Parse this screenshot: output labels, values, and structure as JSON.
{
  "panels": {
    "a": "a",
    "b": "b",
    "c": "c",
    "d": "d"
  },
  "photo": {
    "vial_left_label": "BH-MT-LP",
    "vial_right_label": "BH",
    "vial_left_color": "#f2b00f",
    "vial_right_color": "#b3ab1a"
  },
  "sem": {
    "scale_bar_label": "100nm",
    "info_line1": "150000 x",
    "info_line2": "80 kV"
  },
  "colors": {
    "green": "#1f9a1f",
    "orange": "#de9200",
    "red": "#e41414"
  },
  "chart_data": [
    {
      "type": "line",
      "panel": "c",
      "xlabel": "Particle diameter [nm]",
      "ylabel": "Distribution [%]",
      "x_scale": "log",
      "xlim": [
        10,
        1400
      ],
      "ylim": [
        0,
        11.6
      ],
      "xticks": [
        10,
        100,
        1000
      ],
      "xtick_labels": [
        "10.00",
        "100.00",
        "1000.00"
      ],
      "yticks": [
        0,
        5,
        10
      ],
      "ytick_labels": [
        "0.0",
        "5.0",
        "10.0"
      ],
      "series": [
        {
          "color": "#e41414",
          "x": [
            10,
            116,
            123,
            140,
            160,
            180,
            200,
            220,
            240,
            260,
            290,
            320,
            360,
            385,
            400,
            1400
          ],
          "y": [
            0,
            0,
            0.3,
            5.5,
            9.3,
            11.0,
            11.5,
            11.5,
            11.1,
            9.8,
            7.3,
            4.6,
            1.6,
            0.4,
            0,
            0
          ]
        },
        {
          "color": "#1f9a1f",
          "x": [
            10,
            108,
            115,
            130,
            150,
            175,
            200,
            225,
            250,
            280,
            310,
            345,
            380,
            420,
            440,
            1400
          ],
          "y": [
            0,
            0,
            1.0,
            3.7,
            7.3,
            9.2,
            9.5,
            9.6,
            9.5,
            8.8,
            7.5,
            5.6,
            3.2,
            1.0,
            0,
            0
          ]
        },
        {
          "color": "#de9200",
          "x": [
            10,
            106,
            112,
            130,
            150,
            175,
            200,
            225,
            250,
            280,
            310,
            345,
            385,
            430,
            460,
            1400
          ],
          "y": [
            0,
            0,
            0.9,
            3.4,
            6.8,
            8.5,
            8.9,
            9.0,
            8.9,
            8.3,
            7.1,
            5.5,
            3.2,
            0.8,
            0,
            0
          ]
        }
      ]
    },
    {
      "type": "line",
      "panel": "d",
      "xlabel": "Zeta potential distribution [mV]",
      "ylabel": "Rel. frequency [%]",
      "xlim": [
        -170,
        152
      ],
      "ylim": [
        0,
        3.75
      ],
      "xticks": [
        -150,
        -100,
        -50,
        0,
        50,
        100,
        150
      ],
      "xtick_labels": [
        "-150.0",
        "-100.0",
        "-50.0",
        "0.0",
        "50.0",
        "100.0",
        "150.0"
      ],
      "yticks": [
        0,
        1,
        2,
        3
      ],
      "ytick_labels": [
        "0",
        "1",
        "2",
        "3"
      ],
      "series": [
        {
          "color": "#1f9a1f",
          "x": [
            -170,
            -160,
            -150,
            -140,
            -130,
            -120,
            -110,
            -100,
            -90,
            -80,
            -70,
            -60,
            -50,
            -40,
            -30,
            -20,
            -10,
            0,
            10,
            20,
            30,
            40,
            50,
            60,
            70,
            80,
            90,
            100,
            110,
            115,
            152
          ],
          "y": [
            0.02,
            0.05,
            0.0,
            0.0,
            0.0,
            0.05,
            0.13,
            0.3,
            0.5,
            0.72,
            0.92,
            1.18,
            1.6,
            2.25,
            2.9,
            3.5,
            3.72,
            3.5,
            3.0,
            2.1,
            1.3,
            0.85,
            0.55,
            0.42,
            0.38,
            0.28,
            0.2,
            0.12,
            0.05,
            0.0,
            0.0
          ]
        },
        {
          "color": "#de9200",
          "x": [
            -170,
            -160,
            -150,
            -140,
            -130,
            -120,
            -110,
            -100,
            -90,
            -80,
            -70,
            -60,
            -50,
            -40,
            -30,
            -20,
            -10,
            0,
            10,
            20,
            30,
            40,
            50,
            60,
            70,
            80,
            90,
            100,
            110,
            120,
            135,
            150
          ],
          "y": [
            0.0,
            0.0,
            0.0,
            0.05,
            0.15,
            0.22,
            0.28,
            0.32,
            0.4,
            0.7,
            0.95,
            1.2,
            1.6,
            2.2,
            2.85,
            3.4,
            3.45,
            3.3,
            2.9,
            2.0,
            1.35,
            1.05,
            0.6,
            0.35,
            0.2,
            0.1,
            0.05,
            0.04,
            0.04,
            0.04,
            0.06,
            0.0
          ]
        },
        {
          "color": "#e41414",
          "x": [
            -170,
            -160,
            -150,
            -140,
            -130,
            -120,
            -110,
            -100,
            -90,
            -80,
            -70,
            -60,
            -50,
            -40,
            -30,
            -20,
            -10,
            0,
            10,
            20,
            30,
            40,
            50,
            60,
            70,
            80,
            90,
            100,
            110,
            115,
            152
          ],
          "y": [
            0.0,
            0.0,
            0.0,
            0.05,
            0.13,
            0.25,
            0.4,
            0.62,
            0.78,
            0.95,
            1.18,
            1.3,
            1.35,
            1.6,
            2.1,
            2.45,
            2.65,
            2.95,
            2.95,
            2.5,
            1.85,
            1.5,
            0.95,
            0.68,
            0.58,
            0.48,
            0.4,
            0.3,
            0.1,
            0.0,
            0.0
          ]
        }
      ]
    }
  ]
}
◆ ◆ ◆ ◆ ◆ ◆ ◆
Exercise goal
Extract every line above exactly as it stands.

Response below
Parse this screenshot: output labels, values, and structure as JSON.
{
  "panels": {
    "a": "a",
    "b": "b",
    "c": "c",
    "d": "d"
  },
  "photo": {
    "vial_left_label": "BH-MT-LP",
    "vial_right_label": "BH",
    "vial_left_color": "#f2b00f",
    "vial_right_color": "#b3ab1a"
  },
  "sem": {
    "scale_bar_label": "100nm",
    "info_line1": "150000 x",
    "info_line2": "80 kV"
  },
  "colors": {
    "green": "#1f9a1f",
    "orange": "#de9200",
    "red": "#e41414"
  },
  "chart_data": [
    {
      "type": "line",
      "panel": "c",
      "xlabel": "Particle diameter [nm]",
      "ylabel": "Distribution [%]",
      "x_scale": "log",
      "xlim": [
        10,
        1400
      ],
      "ylim": [
        0,
        11.6
      ],
      "xticks": [
        10,
        100,
        1000
      ],
      "xtick_labels": [
        "10.00",
        "100.00",
        "1000.00"
      ],
      "yticks": [
        0,
        5,
        10
      ],
      "ytick_labels": [
        "0.0",
        "5.0",
        "10.0"
      ],
      "series": [
        {
          "color": "#e41414",
          "x": [
            10,
            116,
            123,
            140,
            160,
            180,
            200,
            220,
            240,
            260,
            290,
            320,
            360,
            385,
            400,
            1400
          ],
          "y": [
            0,
            0,
            0.3,
            5.5,
            9.3,
            11.0,
            11.5,
            11.5,
            11.1,
            9.8,
            7.3,
            4.6,
            1.6,
            0.4,
            0,
            0
          ]
        },
        {
          "color": "#1f9a1f",
          "x": [
            10,
            108,
            115,
            130,
            150,
            175,
            200,
            225,
            250,
            280,
            310,
            345,
            380,
            420,
            440,
            1400
          ],
          "y": [
            0,
            0,
            1.0,
            3.7,
            7.3,
            9.2,
            9.5,
            9.6,
            9.5,
            8.8,
            7.5,
            5.6,
            3.2,
            1.0,
            0,
            0
          ]
        },
        {
          "color": "#de9200",
          "x": [
            10,
            106,
            112,
            130,
            150,
            175,
            200,
            225,
            250,
            280,
            310,
            345,
            385,
            430,
            460,
            1400
          ],
          "y": [
            0,
            0,
            0.9,
            3.4,
            6.8,
            8.5,
            8.9,
            9.0,
            8.9,
            8.3,
            7.1,
            5.5,
            3.2,
            0.8,
            0,
            0
          ]
        }
      ]
    },
    {
      "type": "line",
      "panel": "d",
      "xlabel": "Zeta potential distribution [mV]",
      "ylabel": "Rel. frequency [%]",
      "xlim": [
        -170,
        152
      ],
      "ylim": [
        0,
        3.75
      ],
      "xticks": [
        -150,
        -100,
        -50,
        0,
        50,
        100,
        150
      ],
      "xtick_labels": [
        "-150.0",
        "-100.0",
        "-50.0",
        "0.0",
        "50.0",
        "100.0",
        "150.0"
      ],
      "yticks": [
        0,
        1,
        2,
        3
      ],
      "ytick_labels": [
        "0",
        "1",
        "2",
        "3"
      ],
      "series": [
        {
          "color": "#1f9a1f",
          "x": [
            -170,
            -160,
            -150,
            -140,
            -130,
            -120,
            -110,
            -100,
            -90,
            -80,
            -70,
            -60,
            -50,
            -40,
            -30,
            -20,
            -10,
            0,
            10,
            20,
            30,
            40,
            50,
            60,
            70,
            80,
            90,
            100,
            110,
            115,
            152
          ],
          "y": [
            0.02,
            0.05,
            0.0,
            0.0,
            0.0,
            0.05,
            0.13,
            0.3,
            0.5,
            0.72,
            0.92,
            1.18,
            1.6,
            2.25,
            2.9,
            3.5,
            3.72,
            3.5,
            3.0,
            2.1,
            1.3,
            0.85,
            0.55,
            0.42,
            0.38,
            0.28,
            0.2,
            0.12,
            0.05,
            0.0,
            0.0
          ]
        },
        {
          "color": "#de9200",
          "x": [
            -170,
            -160,
            -150,
            -140,
            -130,
            -120,
            -110,
            -100,
            -90,
            -80,
            -70,
            -60,
            -50,
            -40,
            -30,
            -20,
            -10,
            0,
            10,
            20,
            30,
            40,
            50,
            60,
            70,
            80,
            90,
            100,
            110,
            120,
            135,
            150
          ],
          "y": [
            0.0,
            0.0,
            0.0,
            0.05,
            0.15,
            0.22,
            0.28,
            0.32,
            0.4,
            0.7,
            0.95,
            1.2,
            1.6,
            2.2,
            2.85,
            3.4,
            3.45,
            3.3,
            2.9,
            2.0,
            1.35,
            1.05,
            0.6,
            0.35,
            0.2,
            0.1,
            0.05,
            0.04,
            0.04,
            0.04,
            0.06,
            0.0
          ]
        },
        {
          "color": "#e41414",
          "x": [
            -170,
            -160,
            -150,
            -140,
            -130,
            -120,
            -110,
            -100,
            -90,
            -80,
            -70,
            -60,
            -50,
            -40,
            -30,
            -20,
            -10,
            0,
            10,
            20,
            30,
            40,
            50,
            60,
            70,
            80,
            90,
            100,
            110,
            115,
            152
          ],
          "y": [
            0.0,
            0.0,
            0.0,
            0.05,
            0.13,
            0.25,
            0.4,
            0.62,
            0.78,
            0.95,
            1.18,
            1.3,
            1.35,
            1.6,
            2.1,
            2.45,
            2.65,
            2.95,
            2.95,
            2.5,
            1.85,
            1.5,
            0.95,
            0.68,
            0.58,
            0.48,
            0.4,
            0.3,
            0.1,
            0.0,
            0.0
          ]
        }
      ]
    }
  ]
}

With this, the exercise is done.